DATA TO USE:
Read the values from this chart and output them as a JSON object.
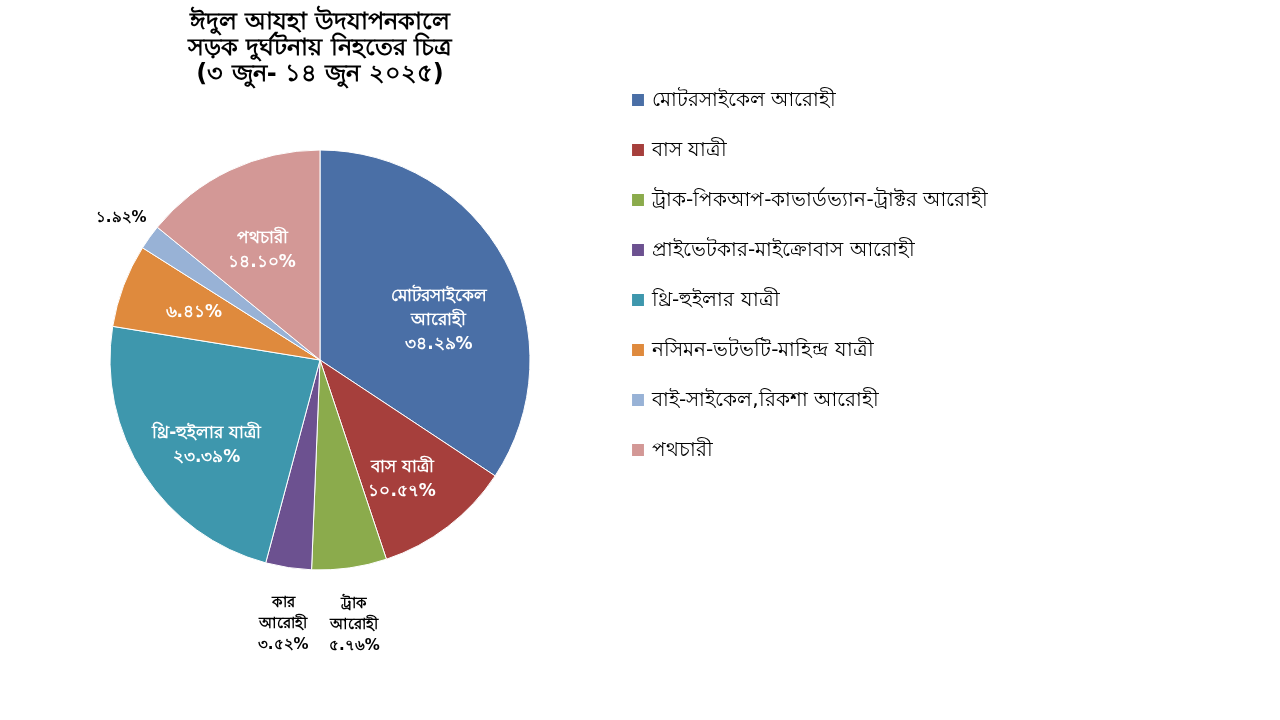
{
  "chart_data": {
    "type": "pie",
    "title": [
      "ঈদুল আযহা উদযাপনকালে",
      "সড়ক দুর্ঘটনায় নিহতের চিত্র",
      "(৩ জুন- ১৪ জুন ২০২৫)"
    ],
    "categories": [
      "মোটরসাইকেল আরোহী",
      "বাস যাত্রী",
      "ট্রাক-পিকআপ-কাভার্ডভ্যান-ট্রাক্টর আরোহী",
      "প্রাইভেটকার-মাইক্রোবাস আরোহী",
      "থ্রি-হুইলার যাত্রী",
      "নসিমন-ভটভটি-মাহিন্দ্র যাত্রী",
      "বাই-সাইকেল,রিকশা আরোহী",
      "পথচারী"
    ],
    "values": [
      34.29,
      10.57,
      5.76,
      3.52,
      23.39,
      6.41,
      1.92,
      14.1
    ],
    "colors": [
      "#4a6fa6",
      "#a63f3c",
      "#8bab4c",
      "#6c5190",
      "#3e97ad",
      "#df8a3d",
      "#98b2d6",
      "#d39896"
    ],
    "value_labels": [
      "মোটরসাইকেল\nআরোহী\n৩৪.২৯%",
      "বাস যাত্রী\n১০.৫৭%",
      "ট্রাক\nআরোহী\n৫.৭৬%",
      "কার\nআরোহী\n৩.৫২%",
      "থ্রি-হুইলার যাত্রী\n২৩.৩৯%",
      "৬.৪১%",
      "১.৯২%",
      "পথচারী\n১৪.১০%"
    ],
    "legend": "right"
  }
}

WHAT TO DO: Reproduce every line above as written, skipping pictures.

COMPLETED TASK:
Read the values from this chart and output them as a JSON object.
{
  "chart_data": {
    "type": "pie",
    "title": [
      "ঈদুল আযহা উদযাপনকালে",
      "সড়ক দুর্ঘটনায় নিহতের চিত্র",
      "(৩ জুন- ১৪ জুন ২০২৫)"
    ],
    "categories": [
      "মোটরসাইকেল আরোহী",
      "বাস যাত্রী",
      "ট্রাক-পিকআপ-কাভার্ডভ্যান-ট্রাক্টর আরোহী",
      "প্রাইভেটকার-মাইক্রোবাস আরোহী",
      "থ্রি-হুইলার যাত্রী",
      "নসিমন-ভটভটি-মাহিন্দ্র যাত্রী",
      "বাই-সাইকেল,রিকশা আরোহী",
      "পথচারী"
    ],
    "values": [
      34.29,
      10.57,
      5.76,
      3.52,
      23.39,
      6.41,
      1.92,
      14.1
    ],
    "colors": [
      "#4a6fa6",
      "#a63f3c",
      "#8bab4c",
      "#6c5190",
      "#3e97ad",
      "#df8a3d",
      "#98b2d6",
      "#d39896"
    ],
    "value_labels": [
      "মোটরসাইকেল\nআরোহী\n৩৪.২৯%",
      "বাস যাত্রী\n১০.৫৭%",
      "ট্রাক\nআরোহী\n৫.৭৬%",
      "কার\nআরোহী\n৩.৫২%",
      "থ্রি-হুইলার যাত্রী\n২৩.৩৯%",
      "৬.৪১%",
      "১.৯২%",
      "পথচারী\n১৪.১০%"
    ],
    "legend": "right"
  }
}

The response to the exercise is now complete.